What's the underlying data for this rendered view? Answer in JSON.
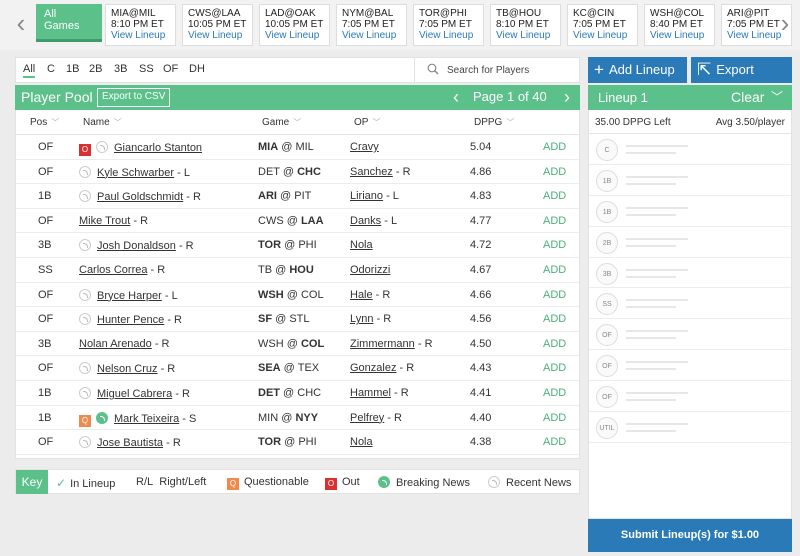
{
  "games_bar": {
    "all_games_label": "All Games",
    "games": [
      {
        "matchup": "MIA@MIL",
        "time": "8:10 PM ET",
        "link": "View Lineup"
      },
      {
        "matchup": "CWS@LAA",
        "time": "10:05 PM ET",
        "link": "View Lineup"
      },
      {
        "matchup": "LAD@OAK",
        "time": "10:05 PM ET",
        "link": "View Lineup"
      },
      {
        "matchup": "NYM@BAL",
        "time": "7:05 PM ET",
        "link": "View Lineup"
      },
      {
        "matchup": "TOR@PHI",
        "time": "7:05 PM ET",
        "link": "View Lineup"
      },
      {
        "matchup": "TB@HOU",
        "time": "8:10 PM ET",
        "link": "View Lineup"
      },
      {
        "matchup": "KC@CIN",
        "time": "7:05 PM ET",
        "link": "View Lineup"
      },
      {
        "matchup": "WSH@COL",
        "time": "8:40 PM ET",
        "link": "View Lineup"
      },
      {
        "matchup": "ARI@PIT",
        "time": "7:05 PM ET",
        "link": "View Lineup"
      }
    ]
  },
  "filters": {
    "positions": [
      "All",
      "C",
      "1B",
      "2B",
      "3B",
      "SS",
      "OF",
      "DH"
    ],
    "active": "All",
    "search_placeholder": "Search for Players"
  },
  "pool": {
    "title": "Player Pool",
    "export_label": "Export to CSV",
    "page_label": "Page 1 of 40",
    "columns": {
      "pos": "Pos",
      "name": "Name",
      "game": "Game",
      "op": "OP",
      "dppg": "DPPG"
    },
    "add_label": "ADD",
    "rows": [
      {
        "pos": "OF",
        "status": "O",
        "news": "none",
        "name": "Giancarlo Stanton",
        "hand": "",
        "away": "MIA",
        "home": "MIL",
        "bold": "away",
        "op": "Cravy",
        "op_hand": "",
        "dppg": "5.04"
      },
      {
        "pos": "OF",
        "status": "",
        "news": "none",
        "name": "Kyle Schwarber",
        "hand": " - L",
        "away": "DET",
        "home": "CHC",
        "bold": "home",
        "op": "Sanchez",
        "op_hand": " - R",
        "dppg": "4.86"
      },
      {
        "pos": "1B",
        "status": "",
        "news": "none",
        "name": "Paul Goldschmidt",
        "hand": " - R",
        "away": "ARI",
        "home": "PIT",
        "bold": "away",
        "op": "Liriano",
        "op_hand": " - L",
        "dppg": "4.83"
      },
      {
        "pos": "OF",
        "status": "",
        "news": "",
        "name": "Mike Trout",
        "hand": " - R",
        "away": "CWS",
        "home": "LAA",
        "bold": "home",
        "op": "Danks",
        "op_hand": " - L",
        "dppg": "4.77"
      },
      {
        "pos": "3B",
        "status": "",
        "news": "none",
        "name": "Josh Donaldson",
        "hand": " - R",
        "away": "TOR",
        "home": "PHI",
        "bold": "away",
        "op": "Nola",
        "op_hand": "",
        "dppg": "4.72"
      },
      {
        "pos": "SS",
        "status": "",
        "news": "",
        "name": "Carlos Correa",
        "hand": " - R",
        "away": "TB",
        "home": "HOU",
        "bold": "home",
        "op": "Odorizzi",
        "op_hand": "",
        "dppg": "4.67"
      },
      {
        "pos": "OF",
        "status": "",
        "news": "none",
        "name": "Bryce Harper",
        "hand": " - L",
        "away": "WSH",
        "home": "COL",
        "bold": "away",
        "op": "Hale",
        "op_hand": " - R",
        "dppg": "4.66"
      },
      {
        "pos": "OF",
        "status": "",
        "news": "none",
        "name": "Hunter Pence",
        "hand": " - R",
        "away": "SF",
        "home": "STL",
        "bold": "away",
        "op": "Lynn",
        "op_hand": " - R",
        "dppg": "4.56"
      },
      {
        "pos": "3B",
        "status": "",
        "news": "",
        "name": "Nolan Arenado",
        "hand": " - R",
        "away": "WSH",
        "home": "COL",
        "bold": "home",
        "op": "Zimmermann",
        "op_hand": " - R",
        "dppg": "4.50"
      },
      {
        "pos": "OF",
        "status": "",
        "news": "none",
        "name": "Nelson Cruz",
        "hand": " - R",
        "away": "SEA",
        "home": "TEX",
        "bold": "away",
        "op": "Gonzalez",
        "op_hand": " - R",
        "dppg": "4.43"
      },
      {
        "pos": "1B",
        "status": "",
        "news": "none",
        "name": "Miguel Cabrera",
        "hand": " - R",
        "away": "DET",
        "home": "CHC",
        "bold": "away",
        "op": "Hammel",
        "op_hand": " - R",
        "dppg": "4.41"
      },
      {
        "pos": "1B",
        "status": "Q",
        "news": "breaking",
        "name": "Mark Teixeira",
        "hand": " - S",
        "away": "MIN",
        "home": "NYY",
        "bold": "home",
        "op": "Pelfrey",
        "op_hand": " - R",
        "dppg": "4.40"
      },
      {
        "pos": "OF",
        "status": "",
        "news": "none",
        "name": "Jose Bautista",
        "hand": " - R",
        "away": "TOR",
        "home": "PHI",
        "bold": "away",
        "op": "Nola",
        "op_hand": "",
        "dppg": "4.38"
      }
    ]
  },
  "key": {
    "label": "Key",
    "in_lineup": "In Lineup",
    "rl_abbr": "R/L",
    "rl_text": "Right/Left",
    "q_badge": "Q",
    "questionable": "Questionable",
    "o_badge": "O",
    "out": "Out",
    "breaking_news": "Breaking News",
    "recent_news": "Recent News"
  },
  "lineup": {
    "add_label": "Add Lineup",
    "export_label": "Export",
    "title": "Lineup 1",
    "clear_label": "Clear",
    "dppg_left": "35.00 DPPG Left",
    "avg": "Avg 3.50/player",
    "slots": [
      "C",
      "1B",
      "1B",
      "2B",
      "3B",
      "SS",
      "OF",
      "OF",
      "OF",
      "UTIL"
    ],
    "submit_label": "Submit Lineup(s) for $1.00"
  },
  "colors": {
    "accent": "#5cc08a",
    "primary": "#2a7ab8",
    "out": "#d93030",
    "questionable": "#f08a4b"
  }
}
• • •
Exercise requirements » Search the preceding listing for the word "questionable" and pull out every line that holds it.

Solution for this task »
    "questionable": "Questionable",
    "questionable": "#f08a4b"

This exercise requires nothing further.